Lo stesso fenomeno si è ripresentato recentemente nella seconda prova dell’Esame di Stato, con il problema sul lago di Bracciano. In numerose scuole alcuni docenti hanno addirittura consigliato agli studenti di evitare quella traccia perché ritenuta “fuori programma”. In realtà non era fuori programma. Era semplicemente fuori abitudine. Pochi giorni fa parlavo con il padre di una studentessa che aveva ottenuto il massimo dei voti nella prova di matematica. Mi raccontava che la figlia si era lamentata della difficoltà dell’esame: costringeva a ragionare, e solo pochi erano riusciti a conseguire il punteggio massimo. La mia risposta è stata semplice: era proprio quello l’obiettivo. Una buona prova d’esame deve consentire a chi ha studiato seriamente di raggiungere una solida sufficienza, ma deve anche distinguere chi sa soltanto applicare una formula da chi ha realmente compreso perché quella formula funziona e quando è opportuno utilizzarla. È questa la matematica che serve oggi.
Dopo quasi dieci anni di sperimentazione, il Ministero dell’Istruzione e del Merito ha riconosciuto l’importanza del progetto, avviando il percorso istituzionale che ha portato all’approvazione unanime da parte del Consiglio Superiore della Pubblica Istruzione. Non si tratta quindi di un’idea improvvisata né di una riforma calata dall’alto. È una proposta costruita sul campo, verificata, adattata e migliorata attraverso l’esperienza concreta di centinaia di scuole. Il momento storico, del resto, rende questa trasformazione ancora più necessaria. L’intelligenza artificiale sta modificando profondamente il mondo del lavoro e della conoscenza. Le informazioni sono sempre più facilmente accessibili. Ciò che farà la differenza sarà la capacità di collegarle, interpretarle e utilizzarle criticamente. È esattamente la filosofia delle discipline STEAM, nelle quali la matematica diventa il linguaggio che mette in relazione scienza, tecnologia, ingegneria, arte e creatività.
Naturalmente sarebbe ingenuo liquidare come semplice conservatorismo tutte le perplessità che emergono, anche sui social. Ogni rivoluzione educativa comporta inevitabilmente difficoltà. Il Liceo matematico richiede un cambiamento profondo del modo di insegnare. Molti docenti non sono stati formati per lavorare in modo interdisciplinare o per proporre una matematica basata sul ragionamento, sulla modellizzazione e sul dialogo con le altre discipline. Per questo la sperimentazione dovrà essere accompagnata da un forte investimento nella formazione. Saranno preziose iniziative come i villaggi matematici, percorsi di aggiornamento per gli insegnanti, laboratori rivolti agli studenti, una maggiore collaborazione tra discipline affini – basti pensare al rapporto straordinariamente fecondo tra matematica e musica – e, auspicabilmente, un’estensione graduale di questo approccio anche al primo ciclo di istruzione.
Il Liceo matematico non rappresenta il trionfo della matematica sulle altre discipline. Rappresenta, al contrario, il superamento delle barriere che per troppo tempo hanno separato i saperi. È una rivoluzione del buon senso, per usare una felice espressione del Ministro. Una rivoluzione che arriva dopo dieci anni di sperimentazione, che nasce dall’esperienza concreta delle scuole e che risponde alle esigenze di una società nella quale la conoscenza non può più essere frammentata in compartimenti isolati. Le rivoluzioni culturali non si realizzano in pochi mesi. Richiedono tempo, formazione, confronto e qualche inevitabile resistenza.
Ma questa era una rivoluzione necessaria. Ed è soltanto all’inizio.

[Record contenuti in un dataset]
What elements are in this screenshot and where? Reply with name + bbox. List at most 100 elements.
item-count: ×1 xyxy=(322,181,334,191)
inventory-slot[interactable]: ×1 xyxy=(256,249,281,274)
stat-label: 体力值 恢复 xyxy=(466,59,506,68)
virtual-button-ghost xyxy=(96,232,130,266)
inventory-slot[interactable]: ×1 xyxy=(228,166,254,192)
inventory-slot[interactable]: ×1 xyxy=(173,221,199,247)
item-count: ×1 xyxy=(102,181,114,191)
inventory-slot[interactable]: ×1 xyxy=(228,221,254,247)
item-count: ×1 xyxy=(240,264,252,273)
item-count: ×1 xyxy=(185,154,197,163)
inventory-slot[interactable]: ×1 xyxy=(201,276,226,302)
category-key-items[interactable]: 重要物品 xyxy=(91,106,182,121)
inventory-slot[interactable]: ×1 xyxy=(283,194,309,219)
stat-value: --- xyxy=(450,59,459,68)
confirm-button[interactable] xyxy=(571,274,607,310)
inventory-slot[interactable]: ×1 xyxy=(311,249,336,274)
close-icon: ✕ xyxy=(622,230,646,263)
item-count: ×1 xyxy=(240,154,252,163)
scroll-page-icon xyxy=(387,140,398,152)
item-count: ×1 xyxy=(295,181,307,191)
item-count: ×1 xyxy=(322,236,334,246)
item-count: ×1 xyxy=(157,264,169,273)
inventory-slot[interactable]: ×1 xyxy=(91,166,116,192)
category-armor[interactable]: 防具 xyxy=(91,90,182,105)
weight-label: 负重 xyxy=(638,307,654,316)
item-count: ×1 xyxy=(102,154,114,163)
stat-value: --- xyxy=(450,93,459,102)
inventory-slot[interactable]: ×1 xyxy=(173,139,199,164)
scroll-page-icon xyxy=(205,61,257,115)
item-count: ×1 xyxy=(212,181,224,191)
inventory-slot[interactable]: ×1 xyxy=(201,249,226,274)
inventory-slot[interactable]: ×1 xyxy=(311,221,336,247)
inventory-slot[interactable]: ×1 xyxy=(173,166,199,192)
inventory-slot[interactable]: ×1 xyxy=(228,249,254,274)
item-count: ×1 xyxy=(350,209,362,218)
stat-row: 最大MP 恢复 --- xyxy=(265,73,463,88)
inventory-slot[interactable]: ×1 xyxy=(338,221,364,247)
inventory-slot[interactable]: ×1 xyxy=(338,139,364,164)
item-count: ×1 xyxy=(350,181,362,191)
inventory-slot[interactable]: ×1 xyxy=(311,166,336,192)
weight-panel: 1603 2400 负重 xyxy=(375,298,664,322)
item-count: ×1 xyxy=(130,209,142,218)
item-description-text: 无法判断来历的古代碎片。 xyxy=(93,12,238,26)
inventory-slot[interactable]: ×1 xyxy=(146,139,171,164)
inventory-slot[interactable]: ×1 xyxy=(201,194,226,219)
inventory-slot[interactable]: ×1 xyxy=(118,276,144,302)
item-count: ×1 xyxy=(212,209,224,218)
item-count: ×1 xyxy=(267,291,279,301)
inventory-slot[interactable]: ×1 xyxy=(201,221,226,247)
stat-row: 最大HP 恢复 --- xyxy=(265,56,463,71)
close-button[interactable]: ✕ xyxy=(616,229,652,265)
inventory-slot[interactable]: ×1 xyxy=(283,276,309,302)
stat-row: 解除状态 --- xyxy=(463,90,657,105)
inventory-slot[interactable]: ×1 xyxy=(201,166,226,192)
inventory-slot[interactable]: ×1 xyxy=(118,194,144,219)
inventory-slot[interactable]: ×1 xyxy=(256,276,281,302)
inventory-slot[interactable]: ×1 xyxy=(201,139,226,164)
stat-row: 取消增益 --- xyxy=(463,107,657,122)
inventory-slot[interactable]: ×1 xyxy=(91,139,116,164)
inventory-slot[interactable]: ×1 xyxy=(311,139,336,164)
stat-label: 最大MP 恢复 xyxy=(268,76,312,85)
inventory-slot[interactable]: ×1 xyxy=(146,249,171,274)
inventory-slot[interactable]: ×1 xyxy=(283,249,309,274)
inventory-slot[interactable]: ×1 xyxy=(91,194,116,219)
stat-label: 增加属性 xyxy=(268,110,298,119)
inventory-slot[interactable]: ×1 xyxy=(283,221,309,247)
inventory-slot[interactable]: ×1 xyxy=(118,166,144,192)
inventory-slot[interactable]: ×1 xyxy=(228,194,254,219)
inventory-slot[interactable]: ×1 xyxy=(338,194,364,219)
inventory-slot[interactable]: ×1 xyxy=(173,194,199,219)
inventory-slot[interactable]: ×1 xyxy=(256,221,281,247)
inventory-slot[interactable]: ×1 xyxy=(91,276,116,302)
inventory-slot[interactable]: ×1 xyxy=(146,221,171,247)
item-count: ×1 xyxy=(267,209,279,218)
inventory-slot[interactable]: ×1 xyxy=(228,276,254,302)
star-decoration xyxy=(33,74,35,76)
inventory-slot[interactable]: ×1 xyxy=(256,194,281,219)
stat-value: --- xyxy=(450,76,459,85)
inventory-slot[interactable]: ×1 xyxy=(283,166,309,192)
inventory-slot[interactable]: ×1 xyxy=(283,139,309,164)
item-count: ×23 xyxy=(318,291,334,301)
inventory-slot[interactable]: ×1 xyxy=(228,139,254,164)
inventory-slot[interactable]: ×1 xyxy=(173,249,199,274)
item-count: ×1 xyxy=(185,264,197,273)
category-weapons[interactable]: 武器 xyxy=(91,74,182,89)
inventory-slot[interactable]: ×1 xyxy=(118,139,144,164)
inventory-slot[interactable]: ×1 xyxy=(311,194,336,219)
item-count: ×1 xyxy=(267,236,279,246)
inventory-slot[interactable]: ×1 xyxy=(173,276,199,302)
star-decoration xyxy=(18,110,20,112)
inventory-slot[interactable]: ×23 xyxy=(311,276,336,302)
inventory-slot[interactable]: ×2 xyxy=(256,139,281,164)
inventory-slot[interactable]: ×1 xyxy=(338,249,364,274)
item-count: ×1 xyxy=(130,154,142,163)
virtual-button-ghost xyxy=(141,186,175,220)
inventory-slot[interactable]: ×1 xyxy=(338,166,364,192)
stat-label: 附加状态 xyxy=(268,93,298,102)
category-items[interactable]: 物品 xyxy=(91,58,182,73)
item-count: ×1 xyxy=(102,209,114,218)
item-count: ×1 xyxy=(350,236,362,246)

Consegna:
Riscrivi il testo sul Liceo matematico da "Il Liceo matematico non" fino a "qualche inevitabile resistenza." compreso, sostituendo "barriere" con "divisioni".

Risposta:
Il Liceo matematico non rappresenta il trionfo della matematica sulle altre discipline. Rappresenta, al contrario, il superamento delle divisioni che per troppo tempo hanno separato i saperi. È una rivoluzione del buon senso, per usare una felice espressione del Ministro. Una rivoluzione che arriva dopo dieci anni di sperimentazione, che nasce dall’esperienza concreta delle scuole e che risponde alle esigenze di una società nella quale la conoscenza non può più essere frammentata in compartimenti isolati. Le rivoluzioni culturali non si realizzano in pochi mesi. Richiedono tempo, formazione, confronto e qualche inevitabile resistenza.